Problem to work on: Your task is to quote the material that follows, in full and exactly.

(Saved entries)
########################################

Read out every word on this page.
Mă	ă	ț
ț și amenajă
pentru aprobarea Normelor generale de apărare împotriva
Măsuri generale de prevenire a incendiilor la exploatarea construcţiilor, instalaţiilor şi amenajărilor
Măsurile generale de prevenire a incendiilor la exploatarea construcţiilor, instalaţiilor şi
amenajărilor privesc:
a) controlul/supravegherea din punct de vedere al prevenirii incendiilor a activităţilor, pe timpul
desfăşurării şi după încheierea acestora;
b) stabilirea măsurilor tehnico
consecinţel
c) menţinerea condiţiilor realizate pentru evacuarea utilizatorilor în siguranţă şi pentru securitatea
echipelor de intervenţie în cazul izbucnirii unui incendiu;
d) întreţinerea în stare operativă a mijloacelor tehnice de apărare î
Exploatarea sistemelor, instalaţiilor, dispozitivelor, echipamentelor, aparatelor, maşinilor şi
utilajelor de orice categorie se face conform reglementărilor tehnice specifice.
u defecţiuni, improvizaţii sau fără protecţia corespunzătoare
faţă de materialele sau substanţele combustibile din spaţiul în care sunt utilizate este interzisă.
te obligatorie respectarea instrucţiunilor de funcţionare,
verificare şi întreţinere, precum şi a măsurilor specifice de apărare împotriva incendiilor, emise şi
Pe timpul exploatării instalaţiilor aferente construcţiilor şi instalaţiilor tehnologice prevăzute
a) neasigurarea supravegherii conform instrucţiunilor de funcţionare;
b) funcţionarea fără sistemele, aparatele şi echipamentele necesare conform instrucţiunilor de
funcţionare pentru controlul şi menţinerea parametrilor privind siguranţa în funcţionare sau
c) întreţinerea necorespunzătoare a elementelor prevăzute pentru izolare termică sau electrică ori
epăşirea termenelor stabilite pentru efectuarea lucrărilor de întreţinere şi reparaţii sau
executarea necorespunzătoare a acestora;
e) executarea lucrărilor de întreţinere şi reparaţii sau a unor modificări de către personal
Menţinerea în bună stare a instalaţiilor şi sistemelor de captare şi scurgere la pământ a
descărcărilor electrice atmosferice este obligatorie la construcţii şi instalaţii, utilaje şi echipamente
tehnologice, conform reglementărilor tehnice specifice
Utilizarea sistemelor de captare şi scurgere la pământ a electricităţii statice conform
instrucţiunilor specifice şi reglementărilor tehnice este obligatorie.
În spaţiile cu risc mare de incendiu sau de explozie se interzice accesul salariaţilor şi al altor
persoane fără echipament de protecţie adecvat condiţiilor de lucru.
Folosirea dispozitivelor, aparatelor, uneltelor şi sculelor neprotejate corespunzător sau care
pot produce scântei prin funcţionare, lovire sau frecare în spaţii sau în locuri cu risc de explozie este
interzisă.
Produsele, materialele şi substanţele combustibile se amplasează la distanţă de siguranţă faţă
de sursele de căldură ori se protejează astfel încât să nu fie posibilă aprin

########################################

Task answer:
Read out every word on this page.
Mă	ă	ț
ț și amenajă
pentru aprobarea Normelor generale de apărare împotriva
Măsuri generale de prevenire a incendiilor la exploatarea construcţiilor, instalaţiilor şi amenajărilor
Măsurile generale de prevenire a incendiilor la exploatarea construcţiilor, instalaţiilor şi
amenajărilor privesc:
a) controlul/supravegherea din punct de vedere al prevenirii incendiilor a activităţilor, pe timpul
desfăşurării şi după încheierea acestora;
b) stabilirea măsurilor tehnico
consecinţel
c) menţinerea condiţiilor realizate pentru evacuarea utilizatorilor în siguranţă şi pentru securitatea
echipelor de intervenţie în cazul izbucnirii unui incendiu;
d) întreţinerea în stare operativă a mijloacelor tehnice de apărare î
Exploatarea sistemelor, instalaţiilor, dispozitivelor, echipamentelor, aparatelor, maşinilor şi
utilajelor de orice categorie se face conform reglementărilor tehnice specifice.
u defecţiuni, improvizaţii sau fără protecţia corespunzătoare
faţă de materialele sau substanţele combustibile din spaţiul în care sunt utilizate este interzisă.
te obligatorie respectarea instrucţiunilor de funcţionare,
verificare şi întreţinere, precum şi a măsurilor specifice de apărare împotriva incendiilor, emise şi
Pe timpul exploatării instalaţiilor aferente construcţiilor şi instalaţiilor tehnologice prevăzute
a) neasigurarea supravegherii conform instrucţiunilor de funcţionare;
b) funcţionarea fără sistemele, aparatele şi echipamentele necesare conform instrucţiunilor de
funcţionare pentru controlul şi menţinerea parametrilor privind siguranţa în funcţionare sau
c) întreţinerea necorespunzătoare a elementelor prevăzute pentru izolare termică sau electrică ori
epăşirea termenelor stabilite pentru efectuarea lucrărilor de întreţinere şi reparaţii sau
executarea necorespunzătoare a acestora;
e) executarea lucrărilor de întreţinere şi reparaţii sau a unor modificări de către personal
Menţinerea în bună stare a instalaţiilor şi sistemelor de captare şi scurgere la pământ a
descărcărilor electrice atmosferice este obligatorie la construcţii şi instalaţii, utilaje şi echipamente
tehnologice, conform reglementărilor tehnice specifice
Utilizarea sistemelor de captare şi scurgere la pământ a electricităţii statice conform
instrucţiunilor specifice şi reglementărilor tehnice este obligatorie.
În spaţiile cu risc mare de incendiu sau de explozie se interzice accesul salariaţilor şi al altor
persoane fără echipament de protecţie adecvat condiţiilor de lucru.
Folosirea dispozitivelor, aparatelor, uneltelor şi sculelor neprotejate corespunzător sau care
pot produce scântei prin funcţionare, lovire sau frecare în spaţii sau în locuri cu risc de explozie este
interzisă.
Produsele, materialele şi substanţele combustibile se amplasează la distanţă de siguranţă faţă
de sursele de căldură ori se protejează astfel încât să nu fie posibilă aprin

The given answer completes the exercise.